Start Listed entries
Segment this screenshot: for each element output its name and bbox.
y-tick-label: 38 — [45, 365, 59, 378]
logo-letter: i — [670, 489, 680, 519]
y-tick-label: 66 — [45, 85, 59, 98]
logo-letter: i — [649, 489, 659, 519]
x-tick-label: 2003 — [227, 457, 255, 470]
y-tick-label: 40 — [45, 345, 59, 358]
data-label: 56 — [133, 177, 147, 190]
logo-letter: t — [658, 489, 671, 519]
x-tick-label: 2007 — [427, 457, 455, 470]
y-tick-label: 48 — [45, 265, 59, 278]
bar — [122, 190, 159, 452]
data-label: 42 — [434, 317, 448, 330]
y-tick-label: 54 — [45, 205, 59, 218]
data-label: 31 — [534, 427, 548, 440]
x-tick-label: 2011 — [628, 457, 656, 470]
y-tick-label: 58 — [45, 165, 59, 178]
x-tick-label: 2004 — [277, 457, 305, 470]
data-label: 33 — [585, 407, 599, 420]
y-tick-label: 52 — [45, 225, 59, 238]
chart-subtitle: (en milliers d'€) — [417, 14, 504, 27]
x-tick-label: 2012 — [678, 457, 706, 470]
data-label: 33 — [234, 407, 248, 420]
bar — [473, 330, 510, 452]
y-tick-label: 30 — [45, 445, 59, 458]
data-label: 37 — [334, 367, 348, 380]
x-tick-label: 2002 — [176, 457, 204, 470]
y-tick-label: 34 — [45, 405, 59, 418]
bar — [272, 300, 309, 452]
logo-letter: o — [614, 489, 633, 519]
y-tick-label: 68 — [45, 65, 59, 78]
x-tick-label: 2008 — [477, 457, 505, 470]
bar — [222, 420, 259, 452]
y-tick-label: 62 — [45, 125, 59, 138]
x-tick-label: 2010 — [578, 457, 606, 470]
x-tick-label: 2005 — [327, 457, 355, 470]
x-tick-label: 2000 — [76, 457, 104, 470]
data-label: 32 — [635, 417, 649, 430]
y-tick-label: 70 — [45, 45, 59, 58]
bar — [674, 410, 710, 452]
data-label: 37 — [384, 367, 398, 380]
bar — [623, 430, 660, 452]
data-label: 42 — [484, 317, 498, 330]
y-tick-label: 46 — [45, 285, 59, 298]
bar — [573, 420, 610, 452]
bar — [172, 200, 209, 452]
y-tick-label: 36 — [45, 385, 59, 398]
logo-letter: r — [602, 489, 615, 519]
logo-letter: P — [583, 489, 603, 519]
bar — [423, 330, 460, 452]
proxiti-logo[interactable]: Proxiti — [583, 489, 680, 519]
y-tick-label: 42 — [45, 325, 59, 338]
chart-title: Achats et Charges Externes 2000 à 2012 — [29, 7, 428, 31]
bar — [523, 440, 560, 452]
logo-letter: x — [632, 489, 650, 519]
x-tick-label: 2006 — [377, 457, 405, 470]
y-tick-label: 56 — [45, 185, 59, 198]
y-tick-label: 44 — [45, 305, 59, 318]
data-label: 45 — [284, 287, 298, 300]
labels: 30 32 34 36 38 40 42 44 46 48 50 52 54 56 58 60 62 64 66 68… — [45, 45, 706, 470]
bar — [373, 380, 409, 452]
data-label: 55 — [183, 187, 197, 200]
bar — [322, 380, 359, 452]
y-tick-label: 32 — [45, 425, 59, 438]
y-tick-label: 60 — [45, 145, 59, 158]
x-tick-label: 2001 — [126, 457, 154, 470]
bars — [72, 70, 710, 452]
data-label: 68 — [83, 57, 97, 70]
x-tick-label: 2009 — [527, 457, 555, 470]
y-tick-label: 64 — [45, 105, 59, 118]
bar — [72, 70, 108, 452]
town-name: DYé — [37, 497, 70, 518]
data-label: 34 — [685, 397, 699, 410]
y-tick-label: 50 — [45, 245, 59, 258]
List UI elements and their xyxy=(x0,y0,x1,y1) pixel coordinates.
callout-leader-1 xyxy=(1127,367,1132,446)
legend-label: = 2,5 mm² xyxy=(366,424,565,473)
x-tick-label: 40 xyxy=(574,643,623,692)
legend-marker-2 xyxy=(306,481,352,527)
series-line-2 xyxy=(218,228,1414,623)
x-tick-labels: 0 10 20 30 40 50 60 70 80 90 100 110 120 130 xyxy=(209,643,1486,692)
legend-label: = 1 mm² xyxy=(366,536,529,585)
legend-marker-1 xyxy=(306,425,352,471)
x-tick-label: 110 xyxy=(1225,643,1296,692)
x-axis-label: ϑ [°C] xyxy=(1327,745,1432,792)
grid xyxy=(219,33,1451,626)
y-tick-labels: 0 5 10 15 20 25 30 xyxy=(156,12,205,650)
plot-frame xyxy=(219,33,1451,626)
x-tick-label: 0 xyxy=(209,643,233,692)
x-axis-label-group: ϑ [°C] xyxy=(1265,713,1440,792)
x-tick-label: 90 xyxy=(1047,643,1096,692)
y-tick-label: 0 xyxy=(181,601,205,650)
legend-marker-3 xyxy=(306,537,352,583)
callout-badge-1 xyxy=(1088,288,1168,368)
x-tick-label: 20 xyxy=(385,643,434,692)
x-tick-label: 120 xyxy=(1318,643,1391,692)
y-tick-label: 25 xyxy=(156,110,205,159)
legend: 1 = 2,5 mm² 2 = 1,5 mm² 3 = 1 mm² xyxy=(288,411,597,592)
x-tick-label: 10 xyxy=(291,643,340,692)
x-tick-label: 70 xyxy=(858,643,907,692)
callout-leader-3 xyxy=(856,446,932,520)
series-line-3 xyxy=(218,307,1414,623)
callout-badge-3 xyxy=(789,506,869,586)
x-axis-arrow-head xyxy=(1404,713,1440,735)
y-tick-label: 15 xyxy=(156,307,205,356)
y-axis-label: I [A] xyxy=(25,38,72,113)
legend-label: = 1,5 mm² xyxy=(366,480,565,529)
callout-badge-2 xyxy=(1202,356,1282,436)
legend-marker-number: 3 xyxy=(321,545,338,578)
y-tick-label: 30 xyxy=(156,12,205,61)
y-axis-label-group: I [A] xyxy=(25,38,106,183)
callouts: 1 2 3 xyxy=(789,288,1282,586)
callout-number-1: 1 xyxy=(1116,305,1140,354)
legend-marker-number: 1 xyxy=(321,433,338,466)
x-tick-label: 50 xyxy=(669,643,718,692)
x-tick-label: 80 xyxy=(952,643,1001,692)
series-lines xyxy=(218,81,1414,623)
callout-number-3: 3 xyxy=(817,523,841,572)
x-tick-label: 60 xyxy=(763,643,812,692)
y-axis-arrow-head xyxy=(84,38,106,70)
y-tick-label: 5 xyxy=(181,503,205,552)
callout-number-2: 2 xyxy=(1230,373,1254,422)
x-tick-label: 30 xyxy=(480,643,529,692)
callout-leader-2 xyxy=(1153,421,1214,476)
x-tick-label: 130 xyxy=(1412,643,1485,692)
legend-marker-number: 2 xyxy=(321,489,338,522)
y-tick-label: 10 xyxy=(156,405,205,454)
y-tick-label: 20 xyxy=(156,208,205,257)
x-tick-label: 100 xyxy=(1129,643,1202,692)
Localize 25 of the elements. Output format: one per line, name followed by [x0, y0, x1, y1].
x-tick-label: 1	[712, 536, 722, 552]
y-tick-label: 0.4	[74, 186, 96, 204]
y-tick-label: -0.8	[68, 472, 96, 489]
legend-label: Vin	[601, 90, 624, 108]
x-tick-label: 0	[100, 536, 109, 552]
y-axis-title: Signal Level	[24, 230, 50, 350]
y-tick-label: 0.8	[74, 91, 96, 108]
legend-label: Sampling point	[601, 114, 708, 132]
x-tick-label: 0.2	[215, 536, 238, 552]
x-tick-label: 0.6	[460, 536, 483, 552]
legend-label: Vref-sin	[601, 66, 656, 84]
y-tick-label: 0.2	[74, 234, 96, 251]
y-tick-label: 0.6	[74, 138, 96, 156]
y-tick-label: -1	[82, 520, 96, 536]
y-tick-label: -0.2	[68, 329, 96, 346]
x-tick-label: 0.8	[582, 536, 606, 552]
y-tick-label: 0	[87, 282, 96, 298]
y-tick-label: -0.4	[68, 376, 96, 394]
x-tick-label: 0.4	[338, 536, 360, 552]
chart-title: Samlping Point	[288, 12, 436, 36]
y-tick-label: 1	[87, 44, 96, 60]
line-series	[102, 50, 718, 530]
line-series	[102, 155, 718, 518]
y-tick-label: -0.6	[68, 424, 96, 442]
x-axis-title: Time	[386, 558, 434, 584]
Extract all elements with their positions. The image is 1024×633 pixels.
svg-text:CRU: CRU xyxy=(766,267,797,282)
End Listed entries
-- Exercise details --
Quote the lines, beginning at the first line of the data listing and ending at the line that contains "y-tick-label: 46 — [45, 285, 59, 298]", including both ends.

-- Exercise answer --
Segment this screenshot: for each element output its name and bbox.
y-tick-label: 38 — [45, 365, 59, 378]
logo-letter: i — [670, 489, 680, 519]
y-tick-label: 66 — [45, 85, 59, 98]
logo-letter: i — [649, 489, 659, 519]
x-tick-label: 2003 — [227, 457, 255, 470]
y-tick-label: 40 — [45, 345, 59, 358]
data-label: 56 — [133, 177, 147, 190]
logo-letter: t — [658, 489, 671, 519]
x-tick-label: 2007 — [427, 457, 455, 470]
y-tick-label: 48 — [45, 265, 59, 278]
bar — [122, 190, 159, 452]
data-label: 42 — [434, 317, 448, 330]
y-tick-label: 54 — [45, 205, 59, 218]
data-label: 31 — [534, 427, 548, 440]
x-tick-label: 2011 — [628, 457, 656, 470]
y-tick-label: 58 — [45, 165, 59, 178]
x-tick-label: 2004 — [277, 457, 305, 470]
data-label: 33 — [585, 407, 599, 420]
y-tick-label: 52 — [45, 225, 59, 238]
chart-subtitle: (en milliers d'€) — [417, 14, 504, 27]
x-tick-label: 2012 — [678, 457, 706, 470]
data-label: 33 — [234, 407, 248, 420]
bar — [473, 330, 510, 452]
y-tick-label: 30 — [45, 445, 59, 458]
data-label: 37 — [334, 367, 348, 380]
x-tick-label: 2002 — [176, 457, 204, 470]
y-tick-label: 34 — [45, 405, 59, 418]
bar — [272, 300, 309, 452]
logo-letter: o — [614, 489, 633, 519]
y-tick-label: 68 — [45, 65, 59, 78]
x-tick-label: 2008 — [477, 457, 505, 470]
bar — [222, 420, 259, 452]
y-tick-label: 62 — [45, 125, 59, 138]
x-tick-label: 2010 — [578, 457, 606, 470]
x-tick-label: 2005 — [327, 457, 355, 470]
x-tick-label: 2000 — [76, 457, 104, 470]
data-label: 32 — [635, 417, 649, 430]
y-tick-label: 70 — [45, 45, 59, 58]
bar — [674, 410, 710, 452]
data-label: 37 — [384, 367, 398, 380]
bar — [623, 430, 660, 452]
data-label: 42 — [484, 317, 498, 330]
y-tick-label: 46 — [45, 285, 59, 298]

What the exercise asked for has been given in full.